In the entries below, how many lines hold the string "appears"? Give only the number.

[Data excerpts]
— START —

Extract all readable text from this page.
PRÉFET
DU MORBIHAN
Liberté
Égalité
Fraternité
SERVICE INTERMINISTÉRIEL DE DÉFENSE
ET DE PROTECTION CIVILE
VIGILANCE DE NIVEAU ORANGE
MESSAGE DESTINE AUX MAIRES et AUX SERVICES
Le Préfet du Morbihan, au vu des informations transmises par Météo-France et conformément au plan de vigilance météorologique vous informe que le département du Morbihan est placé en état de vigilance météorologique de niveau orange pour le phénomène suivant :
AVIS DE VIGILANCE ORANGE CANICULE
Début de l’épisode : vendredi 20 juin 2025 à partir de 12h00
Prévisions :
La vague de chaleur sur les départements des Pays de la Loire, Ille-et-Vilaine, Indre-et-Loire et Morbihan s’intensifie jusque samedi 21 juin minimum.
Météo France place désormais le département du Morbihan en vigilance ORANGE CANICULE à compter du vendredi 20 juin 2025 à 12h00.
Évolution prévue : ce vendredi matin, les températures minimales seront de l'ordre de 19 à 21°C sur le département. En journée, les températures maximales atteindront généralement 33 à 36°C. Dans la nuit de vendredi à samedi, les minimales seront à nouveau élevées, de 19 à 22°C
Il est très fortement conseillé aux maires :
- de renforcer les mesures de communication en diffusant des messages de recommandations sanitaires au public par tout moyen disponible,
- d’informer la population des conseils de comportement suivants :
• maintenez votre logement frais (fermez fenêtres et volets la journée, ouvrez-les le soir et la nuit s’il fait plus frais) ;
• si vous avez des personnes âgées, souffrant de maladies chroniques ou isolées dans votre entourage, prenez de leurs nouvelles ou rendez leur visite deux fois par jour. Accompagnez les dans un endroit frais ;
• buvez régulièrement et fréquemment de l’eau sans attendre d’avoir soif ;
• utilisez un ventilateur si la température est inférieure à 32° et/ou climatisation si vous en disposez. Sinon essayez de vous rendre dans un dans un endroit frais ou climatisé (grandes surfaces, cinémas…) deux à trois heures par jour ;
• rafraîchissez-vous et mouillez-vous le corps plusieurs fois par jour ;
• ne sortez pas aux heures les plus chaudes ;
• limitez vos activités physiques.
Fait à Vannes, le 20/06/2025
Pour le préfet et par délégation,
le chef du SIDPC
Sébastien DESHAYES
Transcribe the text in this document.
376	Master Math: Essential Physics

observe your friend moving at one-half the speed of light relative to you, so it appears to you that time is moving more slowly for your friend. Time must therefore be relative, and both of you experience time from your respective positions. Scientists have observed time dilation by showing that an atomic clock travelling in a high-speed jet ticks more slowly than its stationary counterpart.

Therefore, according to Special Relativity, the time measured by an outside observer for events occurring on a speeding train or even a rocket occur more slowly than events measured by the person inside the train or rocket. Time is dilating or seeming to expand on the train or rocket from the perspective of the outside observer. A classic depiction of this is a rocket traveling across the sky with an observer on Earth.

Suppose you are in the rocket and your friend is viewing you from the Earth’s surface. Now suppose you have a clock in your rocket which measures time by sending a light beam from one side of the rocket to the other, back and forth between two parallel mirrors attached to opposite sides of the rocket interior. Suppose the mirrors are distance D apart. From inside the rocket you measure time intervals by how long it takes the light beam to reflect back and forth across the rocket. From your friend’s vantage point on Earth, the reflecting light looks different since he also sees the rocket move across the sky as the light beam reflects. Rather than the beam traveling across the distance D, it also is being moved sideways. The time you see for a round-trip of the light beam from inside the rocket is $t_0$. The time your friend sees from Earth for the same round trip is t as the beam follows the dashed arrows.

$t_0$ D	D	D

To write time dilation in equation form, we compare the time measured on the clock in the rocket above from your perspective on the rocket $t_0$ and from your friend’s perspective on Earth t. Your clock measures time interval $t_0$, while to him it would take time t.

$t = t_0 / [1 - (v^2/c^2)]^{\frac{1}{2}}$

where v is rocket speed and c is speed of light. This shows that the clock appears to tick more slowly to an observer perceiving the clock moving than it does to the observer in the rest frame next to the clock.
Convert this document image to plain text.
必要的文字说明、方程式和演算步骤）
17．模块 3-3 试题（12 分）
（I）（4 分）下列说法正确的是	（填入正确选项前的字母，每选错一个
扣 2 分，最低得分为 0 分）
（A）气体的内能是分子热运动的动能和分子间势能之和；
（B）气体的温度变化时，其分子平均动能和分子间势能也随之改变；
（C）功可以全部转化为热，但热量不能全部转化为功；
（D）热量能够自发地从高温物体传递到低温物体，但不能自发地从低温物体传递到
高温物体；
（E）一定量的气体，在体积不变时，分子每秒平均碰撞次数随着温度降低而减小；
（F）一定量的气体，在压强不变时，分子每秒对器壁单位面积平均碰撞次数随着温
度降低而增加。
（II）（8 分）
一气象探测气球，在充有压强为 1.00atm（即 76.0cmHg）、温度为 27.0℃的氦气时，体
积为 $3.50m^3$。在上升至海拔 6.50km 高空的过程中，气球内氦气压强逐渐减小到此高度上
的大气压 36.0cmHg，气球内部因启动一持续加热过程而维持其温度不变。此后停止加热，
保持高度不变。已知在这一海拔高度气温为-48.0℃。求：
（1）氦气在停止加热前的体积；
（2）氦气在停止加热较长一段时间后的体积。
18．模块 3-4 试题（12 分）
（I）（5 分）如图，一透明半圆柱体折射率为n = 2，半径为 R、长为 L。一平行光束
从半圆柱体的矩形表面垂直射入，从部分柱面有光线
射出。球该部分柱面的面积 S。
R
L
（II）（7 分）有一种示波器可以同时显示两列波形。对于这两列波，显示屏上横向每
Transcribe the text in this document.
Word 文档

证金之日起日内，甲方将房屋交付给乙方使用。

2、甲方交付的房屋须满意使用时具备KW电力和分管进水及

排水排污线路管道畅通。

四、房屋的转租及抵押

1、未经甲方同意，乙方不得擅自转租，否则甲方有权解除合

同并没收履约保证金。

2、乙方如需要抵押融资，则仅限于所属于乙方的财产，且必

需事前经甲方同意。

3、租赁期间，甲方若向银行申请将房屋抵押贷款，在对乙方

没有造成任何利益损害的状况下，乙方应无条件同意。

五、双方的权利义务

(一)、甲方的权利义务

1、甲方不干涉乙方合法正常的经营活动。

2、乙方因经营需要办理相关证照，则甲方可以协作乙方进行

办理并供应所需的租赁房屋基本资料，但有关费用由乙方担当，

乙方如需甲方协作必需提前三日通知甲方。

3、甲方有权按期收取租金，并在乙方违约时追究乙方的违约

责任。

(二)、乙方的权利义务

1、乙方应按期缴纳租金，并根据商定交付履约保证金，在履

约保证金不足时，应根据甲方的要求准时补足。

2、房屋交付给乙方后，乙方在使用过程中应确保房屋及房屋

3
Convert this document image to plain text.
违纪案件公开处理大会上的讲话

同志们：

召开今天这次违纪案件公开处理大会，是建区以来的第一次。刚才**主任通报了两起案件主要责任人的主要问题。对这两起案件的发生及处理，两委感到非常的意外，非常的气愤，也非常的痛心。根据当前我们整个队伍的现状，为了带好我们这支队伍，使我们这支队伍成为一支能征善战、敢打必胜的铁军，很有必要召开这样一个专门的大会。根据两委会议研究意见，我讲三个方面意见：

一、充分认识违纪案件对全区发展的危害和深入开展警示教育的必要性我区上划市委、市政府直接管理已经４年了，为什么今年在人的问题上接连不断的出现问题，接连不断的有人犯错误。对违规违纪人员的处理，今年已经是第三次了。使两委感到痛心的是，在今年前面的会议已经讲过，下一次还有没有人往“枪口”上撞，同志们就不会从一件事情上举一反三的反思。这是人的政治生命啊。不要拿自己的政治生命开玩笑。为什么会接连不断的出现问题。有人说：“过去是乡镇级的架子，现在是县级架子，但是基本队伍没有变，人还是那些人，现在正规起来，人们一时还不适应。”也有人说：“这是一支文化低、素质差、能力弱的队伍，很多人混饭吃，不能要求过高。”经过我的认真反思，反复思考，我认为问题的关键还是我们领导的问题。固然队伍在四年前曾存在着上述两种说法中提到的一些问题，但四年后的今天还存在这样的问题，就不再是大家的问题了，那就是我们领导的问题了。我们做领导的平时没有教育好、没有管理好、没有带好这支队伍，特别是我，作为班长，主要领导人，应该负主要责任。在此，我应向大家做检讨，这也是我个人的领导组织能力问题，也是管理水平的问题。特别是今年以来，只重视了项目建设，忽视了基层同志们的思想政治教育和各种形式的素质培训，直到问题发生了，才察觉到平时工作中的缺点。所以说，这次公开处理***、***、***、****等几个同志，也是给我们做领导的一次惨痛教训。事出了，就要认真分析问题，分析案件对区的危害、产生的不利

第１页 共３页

— END —

§ **Answer**:
2